[Stored data]
++++++++++++++++++++

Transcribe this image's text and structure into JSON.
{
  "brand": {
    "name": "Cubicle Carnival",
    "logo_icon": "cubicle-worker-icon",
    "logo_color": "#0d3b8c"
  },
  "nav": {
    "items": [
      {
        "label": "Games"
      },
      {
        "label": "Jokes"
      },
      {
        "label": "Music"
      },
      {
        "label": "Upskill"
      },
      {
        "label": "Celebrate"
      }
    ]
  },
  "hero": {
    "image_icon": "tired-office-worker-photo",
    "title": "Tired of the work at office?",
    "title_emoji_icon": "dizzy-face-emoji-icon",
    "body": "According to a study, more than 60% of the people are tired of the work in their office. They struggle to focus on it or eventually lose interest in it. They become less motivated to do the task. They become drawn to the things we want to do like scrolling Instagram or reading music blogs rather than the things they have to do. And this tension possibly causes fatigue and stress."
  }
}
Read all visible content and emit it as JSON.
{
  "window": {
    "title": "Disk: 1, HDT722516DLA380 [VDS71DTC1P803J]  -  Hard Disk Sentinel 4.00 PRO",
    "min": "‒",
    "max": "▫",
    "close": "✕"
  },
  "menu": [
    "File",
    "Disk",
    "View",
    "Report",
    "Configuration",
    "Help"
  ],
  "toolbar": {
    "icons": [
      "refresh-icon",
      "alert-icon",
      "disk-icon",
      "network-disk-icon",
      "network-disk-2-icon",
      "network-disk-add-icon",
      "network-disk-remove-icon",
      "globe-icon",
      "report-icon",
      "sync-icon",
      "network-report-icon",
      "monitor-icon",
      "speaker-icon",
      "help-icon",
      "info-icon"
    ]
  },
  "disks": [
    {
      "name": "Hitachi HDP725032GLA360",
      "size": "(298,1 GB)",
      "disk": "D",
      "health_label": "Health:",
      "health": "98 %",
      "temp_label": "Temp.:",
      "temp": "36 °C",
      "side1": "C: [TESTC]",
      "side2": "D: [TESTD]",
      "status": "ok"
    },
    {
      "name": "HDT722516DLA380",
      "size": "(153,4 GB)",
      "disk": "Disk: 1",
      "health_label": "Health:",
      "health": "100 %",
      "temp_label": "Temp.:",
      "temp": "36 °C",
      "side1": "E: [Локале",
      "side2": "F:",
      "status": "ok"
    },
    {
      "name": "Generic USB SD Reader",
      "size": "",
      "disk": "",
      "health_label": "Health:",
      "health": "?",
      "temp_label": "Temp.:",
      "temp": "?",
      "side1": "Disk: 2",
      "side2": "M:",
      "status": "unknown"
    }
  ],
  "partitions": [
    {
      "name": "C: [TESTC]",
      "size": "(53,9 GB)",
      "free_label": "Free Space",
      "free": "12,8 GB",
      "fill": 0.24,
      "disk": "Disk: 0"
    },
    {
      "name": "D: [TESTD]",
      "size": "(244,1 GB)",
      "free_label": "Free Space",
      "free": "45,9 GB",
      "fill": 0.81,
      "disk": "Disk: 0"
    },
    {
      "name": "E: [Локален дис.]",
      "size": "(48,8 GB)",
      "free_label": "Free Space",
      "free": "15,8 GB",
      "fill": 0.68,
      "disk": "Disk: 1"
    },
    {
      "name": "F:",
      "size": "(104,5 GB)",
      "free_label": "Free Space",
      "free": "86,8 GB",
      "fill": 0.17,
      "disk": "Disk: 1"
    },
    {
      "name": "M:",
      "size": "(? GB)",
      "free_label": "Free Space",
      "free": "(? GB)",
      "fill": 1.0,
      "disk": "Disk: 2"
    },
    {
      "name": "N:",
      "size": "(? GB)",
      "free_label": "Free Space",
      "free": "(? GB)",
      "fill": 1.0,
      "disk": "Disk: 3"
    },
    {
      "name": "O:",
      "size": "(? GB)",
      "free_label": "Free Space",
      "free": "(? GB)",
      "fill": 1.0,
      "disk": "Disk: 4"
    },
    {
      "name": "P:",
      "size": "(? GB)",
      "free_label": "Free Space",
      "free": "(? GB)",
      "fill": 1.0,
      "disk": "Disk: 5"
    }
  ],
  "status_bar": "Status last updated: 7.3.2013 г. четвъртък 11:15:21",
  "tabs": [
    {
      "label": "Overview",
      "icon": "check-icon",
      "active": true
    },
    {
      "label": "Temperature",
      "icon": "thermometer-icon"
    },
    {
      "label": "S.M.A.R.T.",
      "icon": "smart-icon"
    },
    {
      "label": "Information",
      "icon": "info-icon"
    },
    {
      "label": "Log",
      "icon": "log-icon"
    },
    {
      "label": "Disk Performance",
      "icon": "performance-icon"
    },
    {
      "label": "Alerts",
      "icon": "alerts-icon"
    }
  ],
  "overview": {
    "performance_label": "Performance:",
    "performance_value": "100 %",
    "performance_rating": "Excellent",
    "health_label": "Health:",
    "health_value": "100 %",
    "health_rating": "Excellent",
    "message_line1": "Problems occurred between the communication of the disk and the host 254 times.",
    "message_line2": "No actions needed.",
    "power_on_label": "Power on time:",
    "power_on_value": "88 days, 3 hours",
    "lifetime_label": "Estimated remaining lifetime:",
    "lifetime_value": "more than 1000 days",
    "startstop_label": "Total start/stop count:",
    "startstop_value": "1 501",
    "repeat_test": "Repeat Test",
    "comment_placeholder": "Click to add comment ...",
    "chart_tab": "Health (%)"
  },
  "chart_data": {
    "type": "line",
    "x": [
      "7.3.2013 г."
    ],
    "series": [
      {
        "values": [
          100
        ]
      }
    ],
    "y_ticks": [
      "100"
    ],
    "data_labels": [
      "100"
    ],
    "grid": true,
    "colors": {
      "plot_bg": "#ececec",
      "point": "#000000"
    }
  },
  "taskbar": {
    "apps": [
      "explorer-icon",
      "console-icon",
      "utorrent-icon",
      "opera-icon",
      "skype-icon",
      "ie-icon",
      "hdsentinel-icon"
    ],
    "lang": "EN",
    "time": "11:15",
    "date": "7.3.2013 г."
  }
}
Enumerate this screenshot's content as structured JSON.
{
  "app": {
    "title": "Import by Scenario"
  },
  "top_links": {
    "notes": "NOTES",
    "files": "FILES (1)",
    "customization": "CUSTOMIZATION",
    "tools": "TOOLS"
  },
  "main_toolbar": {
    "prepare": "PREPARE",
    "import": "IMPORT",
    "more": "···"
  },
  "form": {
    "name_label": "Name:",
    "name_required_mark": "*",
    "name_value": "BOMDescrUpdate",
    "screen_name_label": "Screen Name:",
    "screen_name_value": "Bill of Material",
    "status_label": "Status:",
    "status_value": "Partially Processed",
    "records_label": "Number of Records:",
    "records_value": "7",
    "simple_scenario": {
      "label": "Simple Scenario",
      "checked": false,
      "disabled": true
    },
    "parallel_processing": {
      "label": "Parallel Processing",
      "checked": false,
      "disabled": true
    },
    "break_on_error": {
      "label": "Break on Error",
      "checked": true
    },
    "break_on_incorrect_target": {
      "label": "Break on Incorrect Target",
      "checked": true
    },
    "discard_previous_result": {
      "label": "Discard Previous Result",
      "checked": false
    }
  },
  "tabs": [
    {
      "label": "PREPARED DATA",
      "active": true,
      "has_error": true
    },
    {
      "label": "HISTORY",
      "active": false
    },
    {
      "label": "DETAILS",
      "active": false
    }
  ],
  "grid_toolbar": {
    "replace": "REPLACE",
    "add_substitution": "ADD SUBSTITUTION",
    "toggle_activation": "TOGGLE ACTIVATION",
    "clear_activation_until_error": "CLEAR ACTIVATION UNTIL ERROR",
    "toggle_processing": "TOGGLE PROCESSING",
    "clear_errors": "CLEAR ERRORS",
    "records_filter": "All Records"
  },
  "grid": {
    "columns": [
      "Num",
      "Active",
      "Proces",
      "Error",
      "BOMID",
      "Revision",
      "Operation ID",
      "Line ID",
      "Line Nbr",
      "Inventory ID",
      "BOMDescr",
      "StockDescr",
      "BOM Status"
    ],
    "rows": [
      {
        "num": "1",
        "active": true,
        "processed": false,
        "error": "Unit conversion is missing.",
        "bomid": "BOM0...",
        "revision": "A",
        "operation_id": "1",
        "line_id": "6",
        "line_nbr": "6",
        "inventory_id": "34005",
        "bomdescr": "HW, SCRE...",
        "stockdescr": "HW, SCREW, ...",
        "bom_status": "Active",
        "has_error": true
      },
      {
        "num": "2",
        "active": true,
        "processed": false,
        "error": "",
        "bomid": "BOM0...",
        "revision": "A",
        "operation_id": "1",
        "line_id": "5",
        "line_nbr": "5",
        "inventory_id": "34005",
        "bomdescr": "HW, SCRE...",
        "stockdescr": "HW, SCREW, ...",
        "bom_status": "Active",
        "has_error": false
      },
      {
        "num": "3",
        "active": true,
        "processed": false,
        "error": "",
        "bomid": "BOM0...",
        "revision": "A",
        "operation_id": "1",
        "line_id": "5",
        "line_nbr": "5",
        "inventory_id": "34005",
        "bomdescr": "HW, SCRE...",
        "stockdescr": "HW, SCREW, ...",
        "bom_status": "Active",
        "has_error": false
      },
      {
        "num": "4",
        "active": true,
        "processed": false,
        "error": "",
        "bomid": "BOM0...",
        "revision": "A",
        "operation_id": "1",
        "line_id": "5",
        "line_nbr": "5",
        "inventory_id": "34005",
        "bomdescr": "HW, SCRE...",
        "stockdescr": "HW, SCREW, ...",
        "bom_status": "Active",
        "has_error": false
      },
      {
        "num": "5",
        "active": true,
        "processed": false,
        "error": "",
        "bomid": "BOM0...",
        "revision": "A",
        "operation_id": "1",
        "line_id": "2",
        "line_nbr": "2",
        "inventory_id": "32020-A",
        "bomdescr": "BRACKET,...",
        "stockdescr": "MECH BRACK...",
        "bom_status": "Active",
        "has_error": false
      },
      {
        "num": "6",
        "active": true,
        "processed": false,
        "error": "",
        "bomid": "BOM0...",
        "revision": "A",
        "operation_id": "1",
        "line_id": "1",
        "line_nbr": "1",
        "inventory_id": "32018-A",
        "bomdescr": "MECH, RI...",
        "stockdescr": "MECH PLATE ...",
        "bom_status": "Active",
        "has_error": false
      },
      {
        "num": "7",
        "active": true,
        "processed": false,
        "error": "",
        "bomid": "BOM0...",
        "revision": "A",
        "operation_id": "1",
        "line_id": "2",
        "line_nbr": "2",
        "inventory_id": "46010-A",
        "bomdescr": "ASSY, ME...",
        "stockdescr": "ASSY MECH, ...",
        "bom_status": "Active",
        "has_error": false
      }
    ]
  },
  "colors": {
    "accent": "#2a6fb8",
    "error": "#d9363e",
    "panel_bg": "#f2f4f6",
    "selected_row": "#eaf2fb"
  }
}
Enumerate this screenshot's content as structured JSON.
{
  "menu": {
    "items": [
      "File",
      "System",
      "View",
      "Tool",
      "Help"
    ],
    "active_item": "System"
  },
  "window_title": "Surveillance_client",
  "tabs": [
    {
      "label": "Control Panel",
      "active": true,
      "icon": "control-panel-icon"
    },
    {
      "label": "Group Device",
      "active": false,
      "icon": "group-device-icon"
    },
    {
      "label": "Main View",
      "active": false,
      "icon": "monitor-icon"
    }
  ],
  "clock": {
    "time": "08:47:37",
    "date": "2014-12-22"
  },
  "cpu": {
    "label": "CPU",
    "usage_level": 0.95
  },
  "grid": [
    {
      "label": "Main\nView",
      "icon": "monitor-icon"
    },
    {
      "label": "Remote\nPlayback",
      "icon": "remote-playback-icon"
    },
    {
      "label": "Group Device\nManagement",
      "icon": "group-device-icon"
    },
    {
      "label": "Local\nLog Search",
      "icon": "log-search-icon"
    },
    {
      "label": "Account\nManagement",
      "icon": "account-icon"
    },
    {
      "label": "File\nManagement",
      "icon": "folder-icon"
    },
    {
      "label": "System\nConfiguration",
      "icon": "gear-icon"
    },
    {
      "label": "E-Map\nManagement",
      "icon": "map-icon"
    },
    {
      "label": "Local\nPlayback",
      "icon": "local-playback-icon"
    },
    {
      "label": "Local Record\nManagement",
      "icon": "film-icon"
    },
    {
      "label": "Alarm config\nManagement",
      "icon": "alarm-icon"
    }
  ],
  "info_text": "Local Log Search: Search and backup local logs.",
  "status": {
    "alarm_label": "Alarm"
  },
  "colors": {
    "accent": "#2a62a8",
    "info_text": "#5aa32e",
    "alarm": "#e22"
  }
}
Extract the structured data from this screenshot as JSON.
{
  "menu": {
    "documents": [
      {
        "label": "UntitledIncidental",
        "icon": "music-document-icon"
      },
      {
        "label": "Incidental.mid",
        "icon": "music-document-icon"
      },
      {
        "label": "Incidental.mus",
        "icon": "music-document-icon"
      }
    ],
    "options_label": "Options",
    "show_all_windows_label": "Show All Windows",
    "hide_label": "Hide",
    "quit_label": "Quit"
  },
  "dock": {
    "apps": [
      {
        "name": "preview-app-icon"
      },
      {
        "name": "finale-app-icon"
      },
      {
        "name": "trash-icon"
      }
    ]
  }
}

++++++++++++++++++++

**EXERCISE DETAILS:**
Scan the records above for the string "than", then report every line that contains it.

**CORRECT RESULT:**
    "body": "According to a study, more than 60% of the people are tired of the work in their office. They struggle to focus on it or eventually lose interest in it. They become less motivated to do the task. They become drawn to the things we want to do like scrolling Instagram or reading music blogs rather than the things they have to do. And this tension possibly causes fatigue and stress."
    "lifetime_value": "more than 1000 days",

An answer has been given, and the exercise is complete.